**Aim of the task**
In the data below, find each line containing the string "างนว" and return it.

═══

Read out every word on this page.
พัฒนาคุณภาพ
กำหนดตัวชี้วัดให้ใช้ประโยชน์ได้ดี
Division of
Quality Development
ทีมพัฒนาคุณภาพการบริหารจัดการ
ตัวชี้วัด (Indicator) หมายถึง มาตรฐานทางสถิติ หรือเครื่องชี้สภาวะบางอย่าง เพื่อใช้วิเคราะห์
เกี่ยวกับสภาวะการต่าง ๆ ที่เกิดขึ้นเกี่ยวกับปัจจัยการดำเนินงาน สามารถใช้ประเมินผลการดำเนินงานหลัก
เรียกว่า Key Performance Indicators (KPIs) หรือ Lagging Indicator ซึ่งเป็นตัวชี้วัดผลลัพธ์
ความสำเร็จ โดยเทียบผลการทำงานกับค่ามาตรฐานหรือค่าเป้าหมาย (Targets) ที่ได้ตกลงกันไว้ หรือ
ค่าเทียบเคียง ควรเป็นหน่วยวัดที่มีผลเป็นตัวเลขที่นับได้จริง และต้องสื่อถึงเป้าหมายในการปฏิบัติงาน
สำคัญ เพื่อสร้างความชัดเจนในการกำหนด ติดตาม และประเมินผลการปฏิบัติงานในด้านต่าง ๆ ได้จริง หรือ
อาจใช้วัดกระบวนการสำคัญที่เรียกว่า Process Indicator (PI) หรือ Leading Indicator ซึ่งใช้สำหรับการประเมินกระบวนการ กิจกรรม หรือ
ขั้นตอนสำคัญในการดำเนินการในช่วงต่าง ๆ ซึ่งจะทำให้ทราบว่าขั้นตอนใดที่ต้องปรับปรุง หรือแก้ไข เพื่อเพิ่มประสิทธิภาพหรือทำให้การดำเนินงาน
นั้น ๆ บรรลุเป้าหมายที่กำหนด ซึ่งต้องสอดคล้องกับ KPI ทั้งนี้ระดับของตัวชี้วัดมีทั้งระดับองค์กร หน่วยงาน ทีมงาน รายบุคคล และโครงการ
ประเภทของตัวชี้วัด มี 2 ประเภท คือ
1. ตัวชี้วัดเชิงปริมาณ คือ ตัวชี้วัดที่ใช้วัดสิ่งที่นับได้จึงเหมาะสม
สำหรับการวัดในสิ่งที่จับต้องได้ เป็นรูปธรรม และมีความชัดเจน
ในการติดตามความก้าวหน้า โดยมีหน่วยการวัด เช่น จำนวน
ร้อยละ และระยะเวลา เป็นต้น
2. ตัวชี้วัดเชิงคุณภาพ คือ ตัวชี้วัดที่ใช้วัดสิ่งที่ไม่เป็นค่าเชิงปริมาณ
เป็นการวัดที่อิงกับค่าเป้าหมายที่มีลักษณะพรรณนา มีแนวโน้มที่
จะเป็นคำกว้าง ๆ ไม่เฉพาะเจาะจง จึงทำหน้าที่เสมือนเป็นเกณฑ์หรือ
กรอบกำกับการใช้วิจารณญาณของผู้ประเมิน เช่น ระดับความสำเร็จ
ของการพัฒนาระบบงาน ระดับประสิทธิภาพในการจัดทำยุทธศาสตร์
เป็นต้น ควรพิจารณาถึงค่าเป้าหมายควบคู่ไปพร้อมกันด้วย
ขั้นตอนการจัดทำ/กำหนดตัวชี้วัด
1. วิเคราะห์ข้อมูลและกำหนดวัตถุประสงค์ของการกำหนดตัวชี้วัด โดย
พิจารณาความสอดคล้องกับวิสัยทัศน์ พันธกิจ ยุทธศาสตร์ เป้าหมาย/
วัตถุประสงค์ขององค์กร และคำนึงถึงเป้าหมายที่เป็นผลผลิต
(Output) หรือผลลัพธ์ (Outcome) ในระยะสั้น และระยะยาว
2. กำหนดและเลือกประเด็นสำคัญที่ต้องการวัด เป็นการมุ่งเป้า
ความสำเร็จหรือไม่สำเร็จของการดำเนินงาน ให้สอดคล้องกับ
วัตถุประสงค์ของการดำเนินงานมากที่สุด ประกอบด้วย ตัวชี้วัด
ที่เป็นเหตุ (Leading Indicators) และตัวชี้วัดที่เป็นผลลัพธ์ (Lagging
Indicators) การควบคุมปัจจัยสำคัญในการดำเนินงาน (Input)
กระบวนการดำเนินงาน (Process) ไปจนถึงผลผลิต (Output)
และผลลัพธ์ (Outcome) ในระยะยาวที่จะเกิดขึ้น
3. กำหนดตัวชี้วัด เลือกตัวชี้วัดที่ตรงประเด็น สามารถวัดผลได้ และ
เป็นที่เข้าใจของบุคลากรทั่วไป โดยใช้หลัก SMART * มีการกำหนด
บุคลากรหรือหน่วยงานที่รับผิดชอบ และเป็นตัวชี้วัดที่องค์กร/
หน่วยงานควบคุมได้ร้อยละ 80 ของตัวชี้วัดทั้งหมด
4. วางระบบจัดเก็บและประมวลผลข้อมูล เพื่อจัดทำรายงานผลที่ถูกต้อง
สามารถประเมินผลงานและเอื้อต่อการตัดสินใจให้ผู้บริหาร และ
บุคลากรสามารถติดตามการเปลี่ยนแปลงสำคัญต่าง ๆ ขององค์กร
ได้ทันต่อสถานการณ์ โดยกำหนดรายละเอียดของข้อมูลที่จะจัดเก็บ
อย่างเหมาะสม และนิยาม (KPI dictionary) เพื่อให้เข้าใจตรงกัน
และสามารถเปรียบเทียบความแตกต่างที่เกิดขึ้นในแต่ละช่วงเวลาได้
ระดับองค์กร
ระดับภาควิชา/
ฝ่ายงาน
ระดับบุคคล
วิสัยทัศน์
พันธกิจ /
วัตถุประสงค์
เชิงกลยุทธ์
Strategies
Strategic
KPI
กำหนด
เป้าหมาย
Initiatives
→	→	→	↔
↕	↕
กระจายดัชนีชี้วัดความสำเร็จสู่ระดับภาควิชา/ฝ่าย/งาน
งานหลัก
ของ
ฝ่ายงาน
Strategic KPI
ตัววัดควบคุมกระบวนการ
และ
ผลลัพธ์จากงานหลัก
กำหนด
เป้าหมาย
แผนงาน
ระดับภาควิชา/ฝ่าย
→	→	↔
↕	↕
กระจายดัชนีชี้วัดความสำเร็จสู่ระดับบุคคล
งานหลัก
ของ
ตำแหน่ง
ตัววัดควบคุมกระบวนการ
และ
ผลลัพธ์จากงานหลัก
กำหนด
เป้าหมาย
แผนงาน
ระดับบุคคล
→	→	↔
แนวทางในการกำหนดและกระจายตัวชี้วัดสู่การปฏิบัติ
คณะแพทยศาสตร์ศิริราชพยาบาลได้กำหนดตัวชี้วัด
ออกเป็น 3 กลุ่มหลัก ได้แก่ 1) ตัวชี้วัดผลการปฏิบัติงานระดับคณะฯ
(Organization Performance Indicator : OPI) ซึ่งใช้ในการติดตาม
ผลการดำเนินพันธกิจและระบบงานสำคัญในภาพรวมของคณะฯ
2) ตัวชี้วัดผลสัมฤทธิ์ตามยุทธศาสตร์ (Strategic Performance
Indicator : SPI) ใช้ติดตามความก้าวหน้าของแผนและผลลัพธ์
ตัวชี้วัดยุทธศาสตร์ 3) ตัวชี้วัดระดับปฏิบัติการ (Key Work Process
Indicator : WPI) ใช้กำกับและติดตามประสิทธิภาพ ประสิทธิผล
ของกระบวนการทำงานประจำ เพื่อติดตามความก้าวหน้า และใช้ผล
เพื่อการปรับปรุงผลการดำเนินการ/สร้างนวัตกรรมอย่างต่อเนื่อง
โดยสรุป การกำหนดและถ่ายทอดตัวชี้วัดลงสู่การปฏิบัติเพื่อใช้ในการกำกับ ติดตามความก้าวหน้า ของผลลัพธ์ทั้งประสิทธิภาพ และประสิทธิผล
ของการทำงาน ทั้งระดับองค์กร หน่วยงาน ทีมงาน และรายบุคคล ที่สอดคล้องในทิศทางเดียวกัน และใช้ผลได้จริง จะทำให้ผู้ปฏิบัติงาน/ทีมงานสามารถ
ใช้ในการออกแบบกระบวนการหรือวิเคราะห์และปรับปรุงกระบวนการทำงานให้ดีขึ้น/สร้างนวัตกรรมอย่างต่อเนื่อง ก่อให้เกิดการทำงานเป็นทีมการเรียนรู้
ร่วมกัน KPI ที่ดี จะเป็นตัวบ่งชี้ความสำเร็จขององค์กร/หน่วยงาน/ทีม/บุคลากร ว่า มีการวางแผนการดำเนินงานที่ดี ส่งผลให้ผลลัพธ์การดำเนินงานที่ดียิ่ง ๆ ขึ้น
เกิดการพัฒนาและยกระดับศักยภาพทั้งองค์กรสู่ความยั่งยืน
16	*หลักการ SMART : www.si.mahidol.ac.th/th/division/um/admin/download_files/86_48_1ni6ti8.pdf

═══

**Answer in full**
เพื่อการปรับปรุงผลการดำเนินการ/สร้างนวัตกรรมอย่างต่อเนื่อง
ใช้ในการออกแบบกระบวนการหรือวิเคราะห์และปรับปรุงกระบวนการทำงานให้ดีขึ้น/สร้างนวัตกรรมอย่างต่อเนื่อง ก่อให้เกิดการทำงานเป็นทีมการเรียนรู้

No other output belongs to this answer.